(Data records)
● ● ●

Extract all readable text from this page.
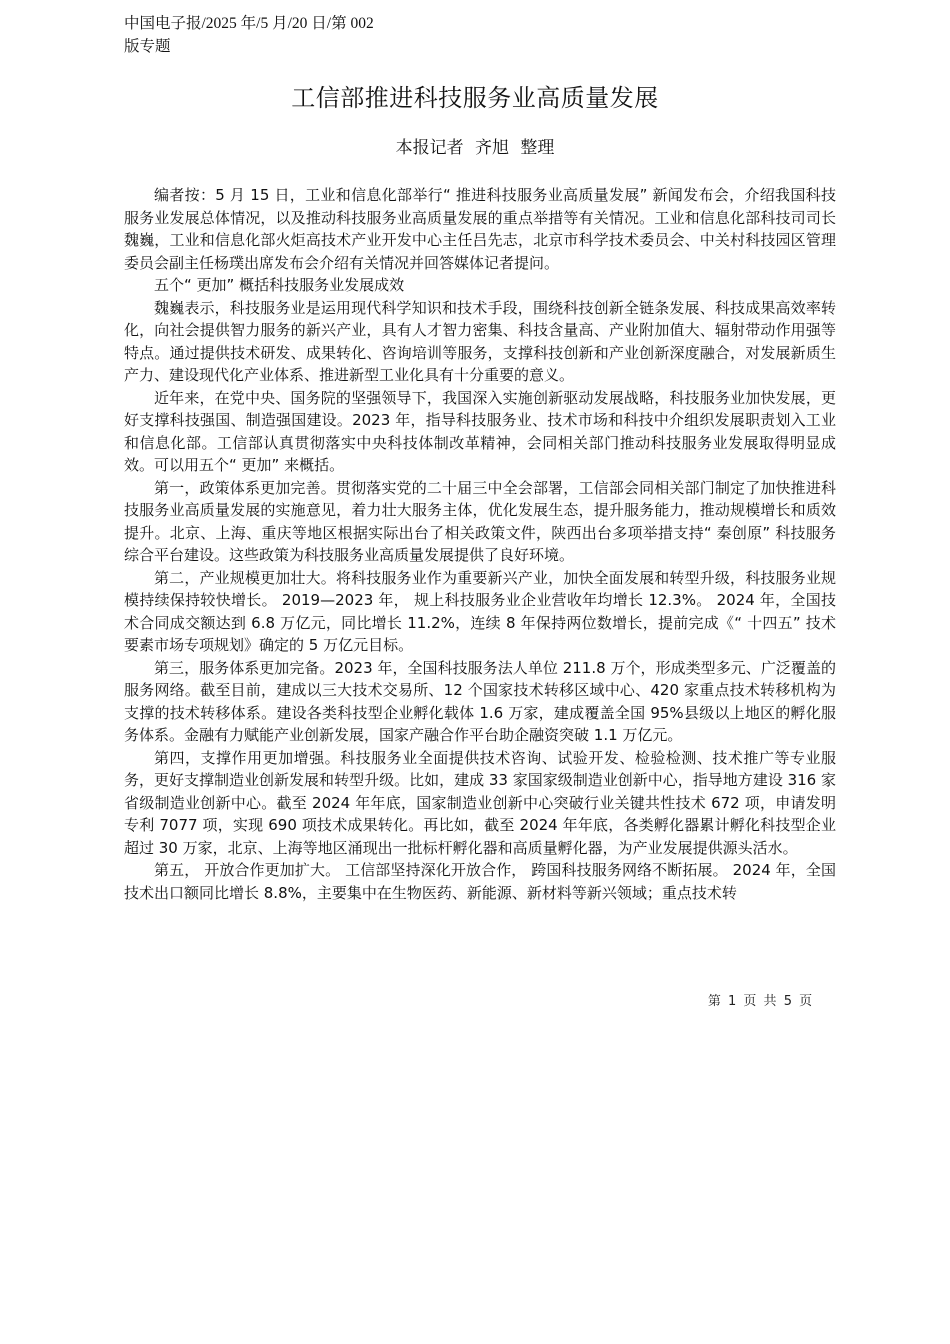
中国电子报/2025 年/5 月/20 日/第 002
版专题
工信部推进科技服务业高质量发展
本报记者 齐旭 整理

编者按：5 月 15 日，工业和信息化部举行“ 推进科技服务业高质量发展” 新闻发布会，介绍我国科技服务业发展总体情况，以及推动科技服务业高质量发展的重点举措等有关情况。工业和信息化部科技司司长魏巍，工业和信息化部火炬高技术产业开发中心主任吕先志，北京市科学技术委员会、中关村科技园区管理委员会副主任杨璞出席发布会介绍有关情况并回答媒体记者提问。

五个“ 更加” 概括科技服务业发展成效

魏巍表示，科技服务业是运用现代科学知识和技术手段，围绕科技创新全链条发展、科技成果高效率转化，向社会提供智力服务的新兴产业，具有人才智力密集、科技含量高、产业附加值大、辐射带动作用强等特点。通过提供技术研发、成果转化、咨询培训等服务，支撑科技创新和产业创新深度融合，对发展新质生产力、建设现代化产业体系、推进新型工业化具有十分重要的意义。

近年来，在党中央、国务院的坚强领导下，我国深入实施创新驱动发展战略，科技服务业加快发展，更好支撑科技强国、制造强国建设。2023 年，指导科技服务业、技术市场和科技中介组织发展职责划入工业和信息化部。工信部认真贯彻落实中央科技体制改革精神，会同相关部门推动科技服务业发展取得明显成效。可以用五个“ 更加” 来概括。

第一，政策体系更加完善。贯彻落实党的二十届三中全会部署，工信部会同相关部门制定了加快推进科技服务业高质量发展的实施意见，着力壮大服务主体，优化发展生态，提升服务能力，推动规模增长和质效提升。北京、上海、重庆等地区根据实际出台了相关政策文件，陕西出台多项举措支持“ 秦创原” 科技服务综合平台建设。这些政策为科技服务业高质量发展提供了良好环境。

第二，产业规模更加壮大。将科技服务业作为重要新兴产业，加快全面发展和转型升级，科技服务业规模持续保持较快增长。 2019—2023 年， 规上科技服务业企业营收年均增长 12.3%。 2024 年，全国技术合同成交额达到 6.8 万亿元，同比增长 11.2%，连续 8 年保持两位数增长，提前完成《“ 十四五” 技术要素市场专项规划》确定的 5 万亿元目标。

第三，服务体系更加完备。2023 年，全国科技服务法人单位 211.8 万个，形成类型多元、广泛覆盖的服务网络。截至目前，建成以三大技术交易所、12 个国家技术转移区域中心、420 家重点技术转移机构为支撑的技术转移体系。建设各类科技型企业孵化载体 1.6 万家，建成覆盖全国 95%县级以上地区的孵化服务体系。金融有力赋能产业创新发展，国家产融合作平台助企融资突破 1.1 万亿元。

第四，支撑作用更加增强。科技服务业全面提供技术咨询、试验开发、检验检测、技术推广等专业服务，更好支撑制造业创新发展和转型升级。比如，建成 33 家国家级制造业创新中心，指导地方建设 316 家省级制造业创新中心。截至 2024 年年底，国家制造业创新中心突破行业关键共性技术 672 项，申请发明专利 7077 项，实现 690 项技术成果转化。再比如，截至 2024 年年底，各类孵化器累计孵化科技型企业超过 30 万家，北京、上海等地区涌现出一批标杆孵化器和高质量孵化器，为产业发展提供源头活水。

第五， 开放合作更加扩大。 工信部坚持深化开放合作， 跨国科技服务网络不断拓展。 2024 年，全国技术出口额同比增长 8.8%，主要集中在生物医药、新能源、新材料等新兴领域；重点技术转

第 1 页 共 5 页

● ● ●

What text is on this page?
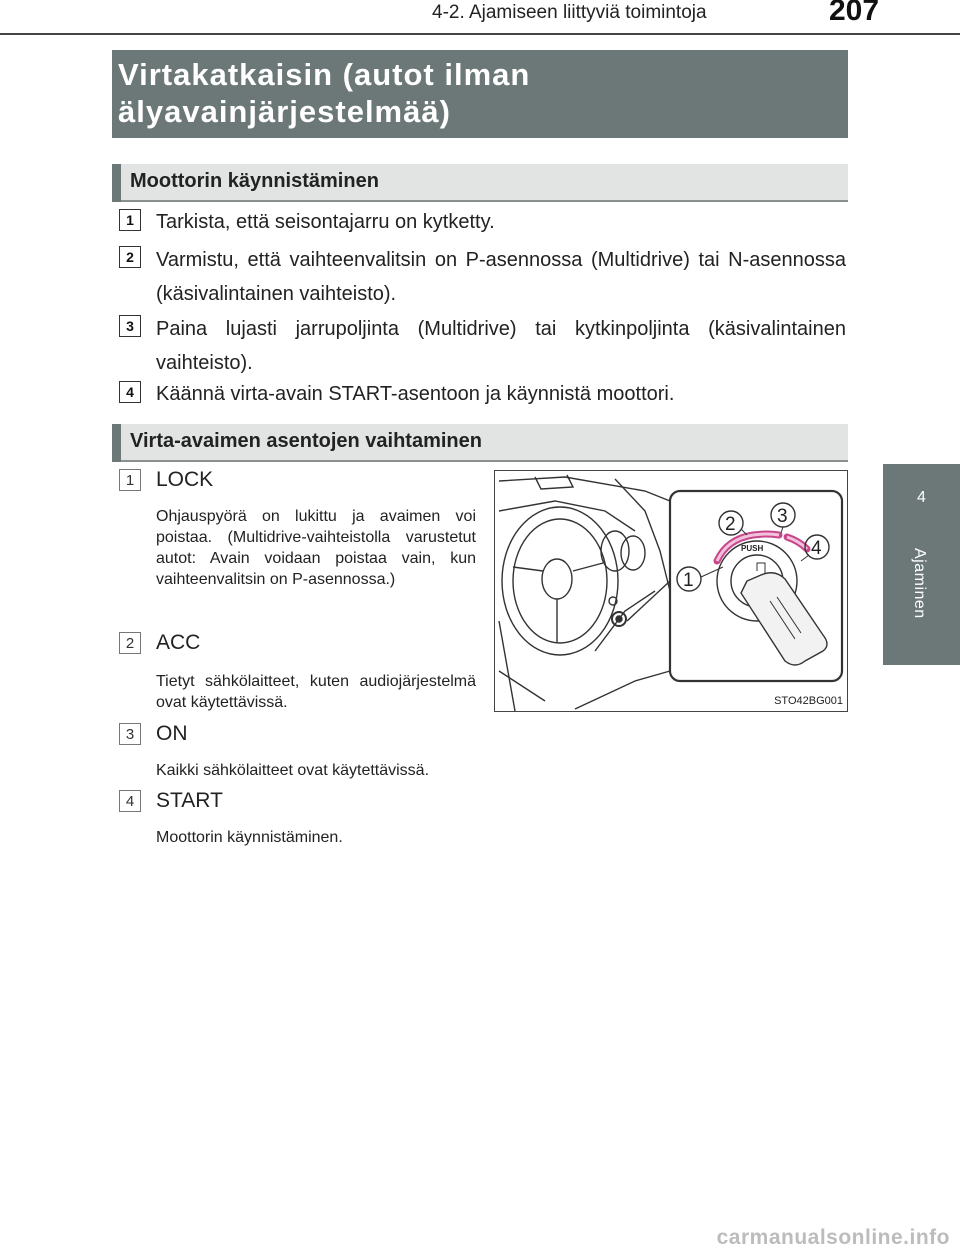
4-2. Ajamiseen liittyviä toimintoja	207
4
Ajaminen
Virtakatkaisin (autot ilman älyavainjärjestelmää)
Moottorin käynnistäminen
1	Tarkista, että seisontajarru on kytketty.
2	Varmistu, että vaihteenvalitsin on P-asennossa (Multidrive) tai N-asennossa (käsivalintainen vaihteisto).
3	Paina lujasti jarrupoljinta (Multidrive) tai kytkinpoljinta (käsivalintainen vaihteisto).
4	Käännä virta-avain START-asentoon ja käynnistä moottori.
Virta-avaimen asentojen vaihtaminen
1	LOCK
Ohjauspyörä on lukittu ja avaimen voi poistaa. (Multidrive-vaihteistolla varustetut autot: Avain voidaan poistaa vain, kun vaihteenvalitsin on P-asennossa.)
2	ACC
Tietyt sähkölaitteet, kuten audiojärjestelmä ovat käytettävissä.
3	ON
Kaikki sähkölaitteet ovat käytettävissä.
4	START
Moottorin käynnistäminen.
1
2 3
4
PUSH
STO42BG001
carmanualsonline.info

● ● ●

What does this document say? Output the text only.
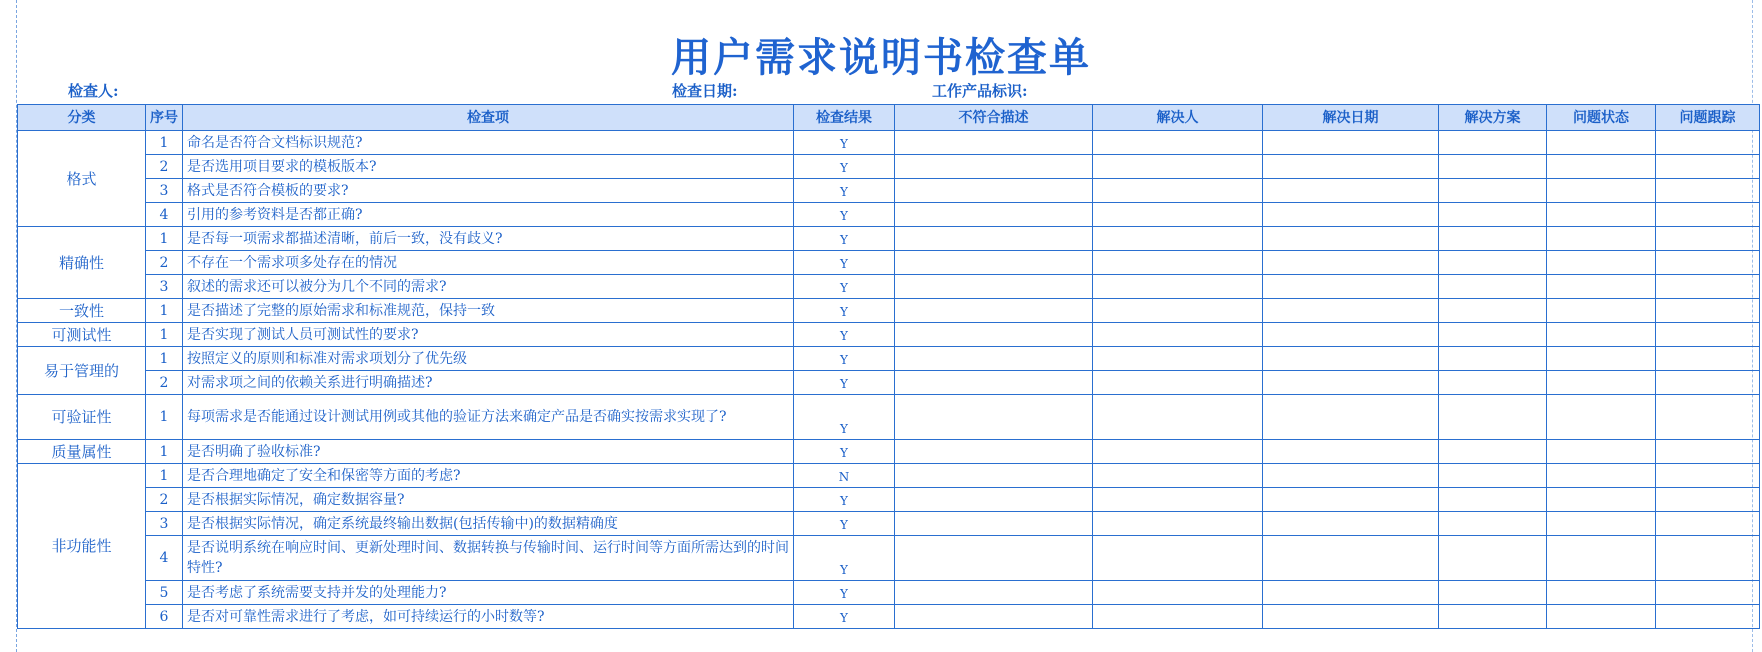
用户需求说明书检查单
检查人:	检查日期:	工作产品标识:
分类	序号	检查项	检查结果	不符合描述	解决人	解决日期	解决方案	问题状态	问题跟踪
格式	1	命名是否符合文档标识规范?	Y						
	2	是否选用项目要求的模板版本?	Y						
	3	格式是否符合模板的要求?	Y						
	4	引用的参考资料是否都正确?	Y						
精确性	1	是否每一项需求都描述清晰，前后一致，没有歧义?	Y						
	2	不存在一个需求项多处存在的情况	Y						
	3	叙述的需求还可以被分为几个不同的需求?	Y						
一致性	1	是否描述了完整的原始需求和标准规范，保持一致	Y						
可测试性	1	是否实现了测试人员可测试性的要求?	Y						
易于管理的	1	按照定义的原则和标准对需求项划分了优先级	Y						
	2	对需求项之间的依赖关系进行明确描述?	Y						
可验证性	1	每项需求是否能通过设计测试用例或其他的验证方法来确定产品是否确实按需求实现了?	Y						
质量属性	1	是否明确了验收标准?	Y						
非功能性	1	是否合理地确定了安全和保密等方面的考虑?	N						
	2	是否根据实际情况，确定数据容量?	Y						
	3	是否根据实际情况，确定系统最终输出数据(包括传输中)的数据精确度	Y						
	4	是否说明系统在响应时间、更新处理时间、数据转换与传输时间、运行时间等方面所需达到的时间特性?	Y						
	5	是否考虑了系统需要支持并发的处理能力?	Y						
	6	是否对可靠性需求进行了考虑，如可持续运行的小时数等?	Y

● ● ●

Each line that contains the string "是否根据实际情况" counts once; report how many such lines the entries have, giving only the number.

[RESPONSE FOR THIS EXERCISE] 2